> _Items listed in a dataset_
** START **

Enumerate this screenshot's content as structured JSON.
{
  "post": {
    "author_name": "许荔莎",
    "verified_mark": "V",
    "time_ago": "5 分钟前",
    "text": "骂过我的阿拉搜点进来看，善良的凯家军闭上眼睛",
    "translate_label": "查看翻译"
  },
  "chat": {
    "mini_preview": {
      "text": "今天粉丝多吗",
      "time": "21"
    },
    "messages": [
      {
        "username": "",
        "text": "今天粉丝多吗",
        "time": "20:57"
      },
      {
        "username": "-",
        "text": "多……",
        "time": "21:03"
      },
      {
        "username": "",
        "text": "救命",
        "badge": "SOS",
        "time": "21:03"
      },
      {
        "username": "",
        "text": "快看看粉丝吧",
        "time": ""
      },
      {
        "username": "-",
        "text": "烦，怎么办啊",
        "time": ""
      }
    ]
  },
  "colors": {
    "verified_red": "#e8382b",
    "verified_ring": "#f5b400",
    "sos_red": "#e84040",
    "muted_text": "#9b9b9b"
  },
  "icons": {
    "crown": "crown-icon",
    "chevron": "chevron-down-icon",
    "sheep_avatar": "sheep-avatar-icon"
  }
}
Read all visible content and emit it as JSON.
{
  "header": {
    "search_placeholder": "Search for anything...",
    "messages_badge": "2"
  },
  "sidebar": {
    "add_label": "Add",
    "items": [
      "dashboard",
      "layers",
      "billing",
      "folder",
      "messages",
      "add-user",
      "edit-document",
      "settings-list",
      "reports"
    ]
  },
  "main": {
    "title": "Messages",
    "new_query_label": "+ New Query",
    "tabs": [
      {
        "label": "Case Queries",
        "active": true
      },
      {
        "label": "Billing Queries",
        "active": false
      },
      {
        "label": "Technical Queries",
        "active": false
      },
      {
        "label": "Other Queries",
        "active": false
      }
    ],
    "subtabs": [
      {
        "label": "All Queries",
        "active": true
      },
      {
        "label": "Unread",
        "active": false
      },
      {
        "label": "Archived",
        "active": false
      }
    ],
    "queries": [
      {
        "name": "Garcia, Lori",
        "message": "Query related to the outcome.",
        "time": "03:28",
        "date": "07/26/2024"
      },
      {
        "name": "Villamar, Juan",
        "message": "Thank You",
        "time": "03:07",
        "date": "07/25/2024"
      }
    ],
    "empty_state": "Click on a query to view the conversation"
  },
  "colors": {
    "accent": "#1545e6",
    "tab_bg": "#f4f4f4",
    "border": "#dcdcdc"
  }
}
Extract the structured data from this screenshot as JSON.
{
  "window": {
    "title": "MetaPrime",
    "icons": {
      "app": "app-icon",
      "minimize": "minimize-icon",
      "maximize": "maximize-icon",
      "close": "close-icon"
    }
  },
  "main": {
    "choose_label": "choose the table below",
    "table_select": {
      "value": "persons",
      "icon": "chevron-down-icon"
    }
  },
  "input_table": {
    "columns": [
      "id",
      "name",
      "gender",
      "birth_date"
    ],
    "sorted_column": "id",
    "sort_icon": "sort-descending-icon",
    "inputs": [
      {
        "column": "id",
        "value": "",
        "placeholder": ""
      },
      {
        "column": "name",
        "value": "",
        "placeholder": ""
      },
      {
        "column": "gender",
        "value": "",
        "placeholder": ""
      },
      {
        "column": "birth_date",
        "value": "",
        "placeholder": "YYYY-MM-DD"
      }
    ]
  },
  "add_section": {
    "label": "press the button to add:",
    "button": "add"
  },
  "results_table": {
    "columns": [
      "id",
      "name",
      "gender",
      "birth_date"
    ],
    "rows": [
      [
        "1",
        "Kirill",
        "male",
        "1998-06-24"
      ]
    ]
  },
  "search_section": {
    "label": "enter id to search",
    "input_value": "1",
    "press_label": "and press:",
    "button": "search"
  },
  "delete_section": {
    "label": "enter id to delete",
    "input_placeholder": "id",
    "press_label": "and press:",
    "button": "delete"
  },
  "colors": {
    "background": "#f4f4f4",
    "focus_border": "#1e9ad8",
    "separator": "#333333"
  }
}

** END **

Using the listing above, say how many of its lines contain the string "chevron", giving nothing but the figure.

2